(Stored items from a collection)
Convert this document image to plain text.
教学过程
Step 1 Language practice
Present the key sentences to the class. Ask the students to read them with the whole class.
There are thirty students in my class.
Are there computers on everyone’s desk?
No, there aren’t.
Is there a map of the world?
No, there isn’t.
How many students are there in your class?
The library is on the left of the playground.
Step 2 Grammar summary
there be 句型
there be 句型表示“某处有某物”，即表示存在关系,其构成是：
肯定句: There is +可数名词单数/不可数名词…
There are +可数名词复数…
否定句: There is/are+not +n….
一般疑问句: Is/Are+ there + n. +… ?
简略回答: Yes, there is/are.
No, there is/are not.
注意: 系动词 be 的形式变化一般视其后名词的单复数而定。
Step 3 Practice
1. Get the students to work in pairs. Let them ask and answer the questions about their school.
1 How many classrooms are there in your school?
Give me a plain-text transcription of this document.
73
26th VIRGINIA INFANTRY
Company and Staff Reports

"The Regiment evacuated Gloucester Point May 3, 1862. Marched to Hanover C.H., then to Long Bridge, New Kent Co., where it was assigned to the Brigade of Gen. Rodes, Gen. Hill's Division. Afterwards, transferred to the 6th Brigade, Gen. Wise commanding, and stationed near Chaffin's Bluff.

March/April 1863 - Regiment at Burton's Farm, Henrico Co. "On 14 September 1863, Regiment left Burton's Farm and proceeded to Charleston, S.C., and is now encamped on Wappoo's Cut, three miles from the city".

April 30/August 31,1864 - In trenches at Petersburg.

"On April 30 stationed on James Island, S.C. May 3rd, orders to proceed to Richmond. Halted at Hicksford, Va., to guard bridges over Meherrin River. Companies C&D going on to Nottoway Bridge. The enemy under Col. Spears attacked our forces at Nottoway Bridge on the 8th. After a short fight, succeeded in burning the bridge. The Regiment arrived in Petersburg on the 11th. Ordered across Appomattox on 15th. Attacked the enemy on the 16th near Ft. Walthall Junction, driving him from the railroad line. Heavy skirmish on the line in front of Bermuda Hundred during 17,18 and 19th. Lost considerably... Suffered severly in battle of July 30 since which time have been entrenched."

#### Work instructions
Gather all lines of the records that include the word "Step".

#### Result
Step 1 Language practice
Step 2 Grammar summary
Step 3 Practice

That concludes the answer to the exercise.